◆ **GIVEN INFORMATION**:
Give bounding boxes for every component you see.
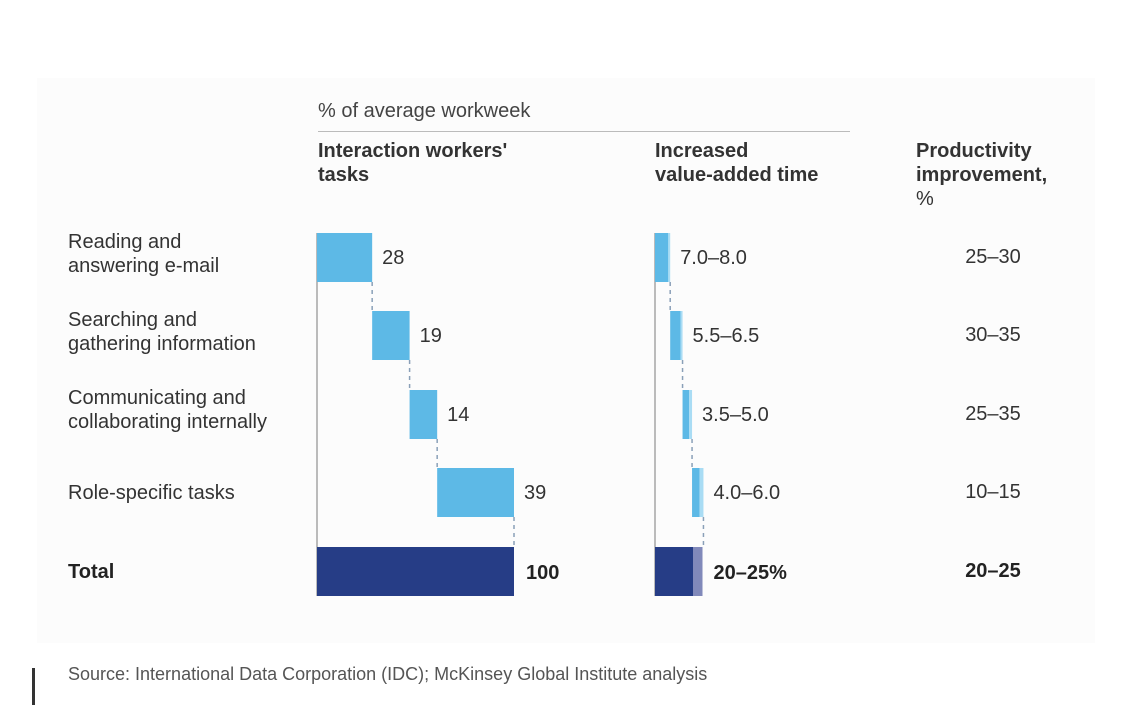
value-added-range [668, 233, 671, 282]
header-rule [318, 131, 850, 132]
task-value-label: 19 [420, 325, 442, 347]
value-added-range [680, 311, 683, 360]
header-tasks: Interaction workers' tasks [318, 140, 508, 186]
header-productivity-unit: % [916, 188, 934, 210]
task-value-label: 28 [382, 247, 404, 269]
value-added-label: 7.0–8.0 [680, 247, 747, 269]
task-bar [437, 468, 514, 517]
header-productivity-label: Productivity improvement, [916, 140, 1048, 186]
value-added-total-label: 20–25% [714, 562, 788, 584]
productivity-value: 10–15 [965, 481, 1021, 503]
chart-subtitle: % of average workweek [318, 100, 531, 122]
value-added-label: 3.5–5.0 [702, 404, 769, 426]
total-value-label: 100 [526, 562, 559, 584]
task-bar [372, 311, 410, 360]
total-label: Total [68, 561, 115, 583]
value-added-bar [692, 468, 700, 517]
productivity-value: 25–35 [965, 403, 1021, 425]
value-added-range [699, 468, 704, 517]
category-label: Reading and answering e-mail [68, 231, 220, 277]
total-bar [317, 547, 514, 596]
source-note: Source: International Data Corporation (… [68, 664, 708, 684]
category-label: Communicating and collaborating internal… [68, 387, 268, 433]
value-added-total-bar [655, 547, 693, 596]
text-cursor-marker [32, 668, 35, 705]
productivity-value: 25–30 [965, 246, 1021, 268]
task-bar [317, 233, 373, 282]
category-label: Searching and gathering information [68, 309, 256, 355]
value-added-label: 5.5–6.5 [693, 325, 760, 347]
task-bar [409, 390, 438, 439]
productivity-value: 30–35 [965, 324, 1021, 346]
category-label: Role-specific tasks [68, 482, 235, 504]
chart-panel [37, 78, 1095, 643]
value-added-bar [655, 233, 669, 282]
header-value-added: Increased value-added time [655, 140, 819, 186]
value-added-label: 4.0–6.0 [713, 482, 780, 504]
header-productivity: Productivity improvement,% [916, 139, 1047, 211]
value-added-bar [682, 390, 690, 439]
task-value-label: 14 [447, 404, 469, 426]
value-added-bar [670, 311, 681, 360]
productivity-total: 20–25 [965, 560, 1021, 582]
value-added-range [689, 390, 693, 439]
task-value-label: 39 [524, 482, 546, 504]
value-added-total-range [693, 547, 703, 596]
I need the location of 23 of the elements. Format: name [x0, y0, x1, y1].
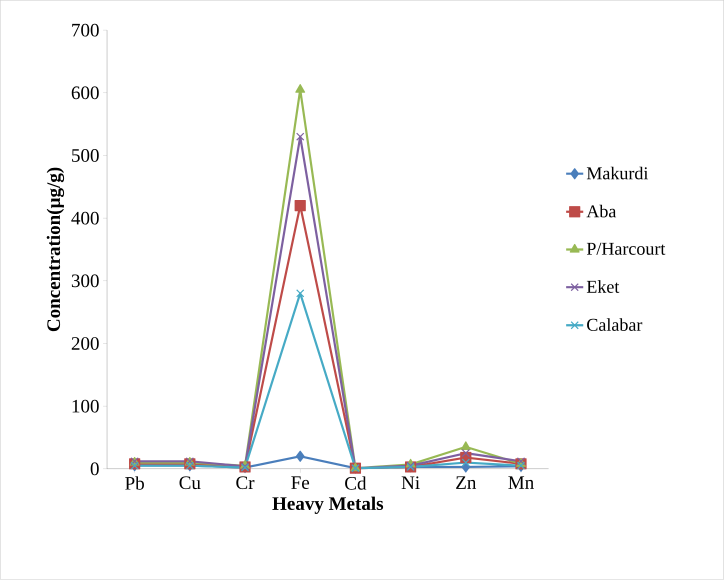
- legend-label: Makurdi: [586, 166, 648, 180]
- legend-label: Eket: [586, 280, 620, 294]
- y-axis-title: Concentration(µg/g): [46, 168, 64, 332]
- y-tick-label: 500: [72, 149, 99, 162]
- x-tick-label: Cr: [236, 476, 254, 490]
- x-tick-label: Cd: [345, 476, 366, 490]
- y-tick-label: 100: [72, 400, 99, 413]
- y-tick-label: 400: [71, 212, 99, 225]
- x-tick-label: Pb: [125, 476, 144, 490]
- y-tick-label: 600: [72, 86, 99, 100]
- x-axis-title: Heavy Metals: [272, 496, 384, 514]
- y-tick-label: 0: [90, 462, 99, 476]
- legend-label: Calabar: [587, 318, 642, 332]
- x-tick-label: Cu: [180, 476, 201, 490]
- x-tick-label: Zn: [456, 476, 476, 490]
- legend-label: Aba: [586, 204, 616, 218]
- y-tick-label: 300: [72, 274, 99, 288]
- x-tick-label: Ni: [402, 476, 420, 490]
- x-tick-label: Fe: [291, 476, 310, 490]
- y-tick-label: 200: [72, 337, 99, 350]
- legend-label: P/Harcourt: [586, 242, 666, 256]
- y-tick-label: 700: [72, 24, 99, 37]
- x-tick-label: Mn: [508, 476, 534, 490]
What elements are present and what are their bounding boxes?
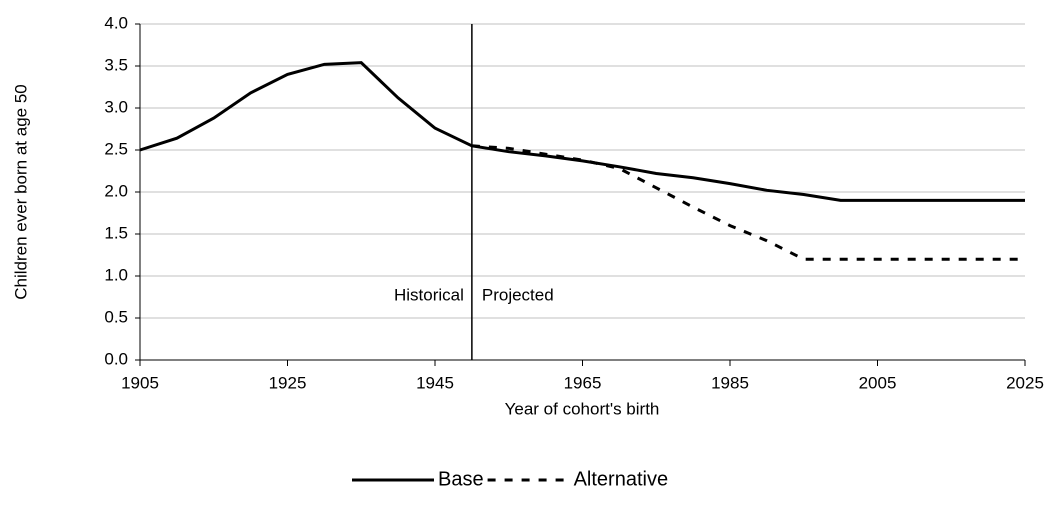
x-tick-label: 1905 [121,373,159,392]
divider-right-label: Projected [482,285,554,304]
x-tick-label: 2005 [859,373,897,392]
x-tick-label: 1965 [564,373,602,392]
series-line [471,144,1025,261]
x-tick-label: 1945 [416,373,454,392]
y-tick-label: 1.5 [104,223,128,242]
x-axis-label: Year of cohort's birth [505,399,660,418]
y-tick-label: 1.0 [104,265,128,284]
x-tick-label: 2025 [1006,373,1044,392]
x-tick-label: 1985 [711,373,749,392]
series-line [139,61,1025,202]
y-tick-label: 3.5 [104,55,128,74]
legend-label: Base [438,468,484,490]
y-tick-label: 2.0 [104,181,128,200]
y-tick-label: 0.5 [104,307,128,326]
legend-label: Alternative [574,468,669,490]
y-tick-label: 0.0 [104,349,128,368]
x-tick-label: 1925 [269,373,307,392]
y-tick-label: 4.0 [104,13,128,32]
y-tick-label: 3.0 [104,97,128,116]
y-tick-label: 2.5 [104,139,128,158]
divider-left-label: Historical [394,285,464,304]
y-axis-label: Children ever born at age 50 [11,84,30,299]
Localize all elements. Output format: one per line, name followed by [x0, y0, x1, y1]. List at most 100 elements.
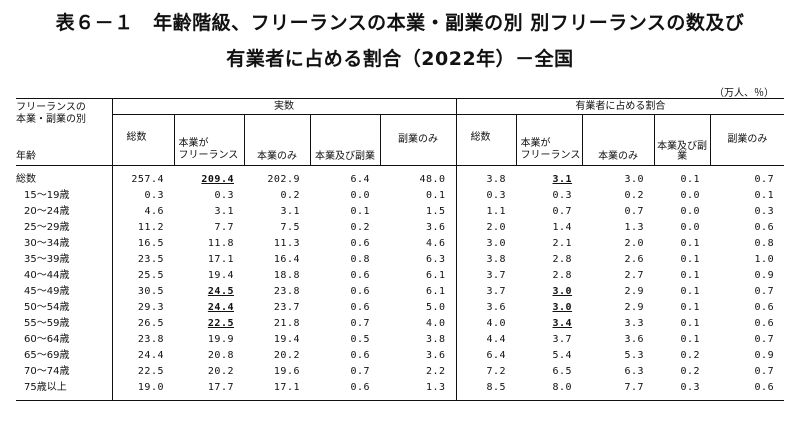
cell-value: 3.7: [486, 270, 507, 281]
data-cell: 0.3: [654, 380, 711, 401]
data-cell: 0.7: [310, 364, 380, 380]
data-cell: 0.1: [654, 332, 710, 348]
cell-value: 29.3: [137, 302, 164, 313]
table-row: 75歳以上 19.0 17.7 17.1 0.6 1.3 8.5 8.0 7.7 0.3 0.6: [16, 380, 785, 401]
data-cell: 2.9: [582, 284, 654, 300]
data-cell: 0.8: [710, 236, 784, 252]
cell-value: 6.3: [426, 254, 446, 265]
data-cell: 6.4: [310, 166, 380, 189]
data-cell: 6.1: [380, 268, 456, 284]
data-cell: 20.2: [174, 364, 244, 380]
data-cell: 0.6: [710, 316, 784, 332]
data-cell: 22.5: [111, 364, 174, 380]
data-cell: 3.1: [244, 204, 310, 220]
cell-value: 3.0: [552, 286, 573, 297]
cell-value: 4.4: [486, 334, 507, 345]
cell-value: 2.8: [552, 270, 573, 281]
data-cell: 0.3: [710, 204, 784, 220]
cell-value: 2.1: [552, 238, 573, 249]
cell-value: 3.0: [552, 302, 573, 313]
cell-value: 2.6: [624, 254, 645, 265]
data-cell: 3.4: [516, 316, 582, 332]
data-cell: 0.7: [582, 204, 654, 220]
cell-value: 0.9: [754, 350, 775, 361]
data-cell: 7.5: [244, 220, 310, 236]
data-cell: 17.1: [174, 252, 244, 268]
cell-value: 0.7: [754, 366, 775, 377]
data-cell: 257.4: [111, 165, 174, 188]
cell-value: 0.6: [350, 286, 370, 297]
cell-value: 0.0: [680, 206, 701, 217]
cell-value: 3.4: [552, 318, 573, 329]
row-label: 35～39歳: [24, 254, 70, 265]
cell-value: 1.3: [426, 382, 446, 393]
cell-value: 11.3: [273, 238, 300, 249]
data-cell: 1.3: [380, 380, 457, 401]
cell-value: 1.1: [486, 206, 507, 217]
data-cell: 5.4: [516, 348, 582, 364]
cell-value: 48.0: [419, 174, 446, 185]
data-cell: 3.8: [380, 332, 456, 348]
data-cell: 16.5: [111, 236, 174, 252]
data-cell: 3.6: [455, 300, 517, 316]
cell-value: 0.8: [350, 254, 370, 265]
data-cell: 0.6: [310, 284, 380, 300]
data-cell: 19.0: [111, 380, 174, 401]
cell-value: 0.1: [680, 254, 701, 265]
cell-value: 0.6: [350, 302, 370, 313]
statistics-table: フリーランスの 本業・副業の別 年齢 実数 有業者に占める割合 総数 本業が フ…: [16, 97, 785, 401]
data-cell: 0.6: [710, 300, 784, 316]
data-cell: 30.5: [111, 284, 174, 300]
data-cell: 0.7: [710, 364, 784, 380]
group-header-actual: 実数: [111, 97, 457, 116]
data-cell: 3.1: [174, 204, 244, 220]
data-cell: 29.3: [111, 300, 174, 316]
cell-value: 1.3: [624, 222, 645, 233]
data-cell: 0.7: [710, 332, 784, 348]
data-cell: 6.3: [380, 252, 456, 268]
data-cell: 3.3: [582, 316, 654, 332]
data-cell: 3.6: [582, 332, 654, 348]
cell-value: 0.0: [680, 222, 701, 233]
data-cell: 4.0: [380, 316, 456, 332]
cell-value: 2.8: [552, 254, 573, 265]
table-row: 20～24歳 4.6 3.1 3.1 0.1 1.5 1.1 0.7 0.7 0.0 0.3: [16, 204, 784, 220]
data-cell: 0.1: [654, 236, 710, 252]
cell-value: 7.5: [280, 222, 300, 233]
cell-value: 5.3: [624, 350, 645, 361]
data-cell: 2.8: [516, 252, 582, 268]
cell-value: 0.1: [680, 302, 701, 313]
data-cell: 23.8: [111, 332, 174, 348]
data-cell: 3.7: [455, 284, 517, 300]
cell-value: 11.8: [207, 238, 234, 249]
cell-value: 0.2: [624, 190, 645, 201]
cell-value: 11.2: [137, 222, 164, 233]
data-cell: 3.0: [516, 284, 582, 300]
cell-value: 2.0: [486, 222, 507, 233]
row-label: 55～59歳: [24, 318, 70, 329]
cell-value: 0.6: [350, 270, 370, 281]
cell-value: 3.6: [486, 302, 507, 313]
table-title-line-1: 表６－１ 年齢階級、フリーランスの本業・副業の別 別フリーランスの数及び: [55, 12, 745, 34]
data-cell: 23.5: [111, 252, 174, 268]
cell-value: 3.8: [426, 334, 446, 345]
cell-value: 19.6: [273, 366, 300, 377]
data-cell: 3.8: [455, 165, 517, 188]
cell-value: 0.6: [350, 382, 370, 393]
col-header-ratio-side-only: 副業のみ: [709, 114, 785, 166]
table-row: 50～54歳 29.3 24.4 23.7 0.6 5.0 3.6 3.0 2.9 0.1 0.6: [16, 300, 784, 316]
row-label: 総数: [16, 174, 36, 185]
data-cell: 25.5: [111, 268, 174, 284]
data-cell: 8.0: [516, 380, 583, 401]
cell-value: 7.2: [486, 366, 507, 377]
cell-value: 30.5: [137, 286, 164, 297]
unit-note: （万人、％）: [714, 88, 774, 99]
data-cell: 26.5: [111, 316, 174, 332]
cell-value: 24.4: [207, 302, 234, 313]
data-cell: 24.5: [174, 284, 244, 300]
cell-value: 2.2: [426, 366, 446, 377]
cell-value: 0.2: [350, 222, 370, 233]
cell-value: 20.2: [273, 350, 300, 361]
corner-top-label: フリーランスの 本業・副業の別: [16, 102, 86, 125]
data-cell: 0.8: [310, 252, 380, 268]
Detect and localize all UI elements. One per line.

◆ **EXERCISE DESCRIPTION**: Rewrite the records from the line with "- legend-label: Makurdi: [586, 166, 648, 180]" through the line with "- y-tick-label: 600: [72, 86, 99, 100]", changing "legend-label" to "legend-entry" and leaving everything else unchanged. Return only those lines.

◆ **RESPONSE TO THE TASK**:
- legend-entry: Makurdi: [586, 166, 648, 180]
- legend-entry: Eket: [586, 280, 620, 294]
- y-axis-title: Concentration(µg/g): [46, 168, 64, 332]
- y-tick-label: 500: [72, 149, 99, 162]
- x-tick-label: Cr: [236, 476, 254, 490]
- x-tick-label: Cd: [345, 476, 366, 490]
- y-tick-label: 100: [72, 400, 99, 413]
- y-tick-label: 400: [71, 212, 99, 225]
- x-tick-label: Pb: [125, 476, 144, 490]
- y-tick-label: 600: [72, 86, 99, 100]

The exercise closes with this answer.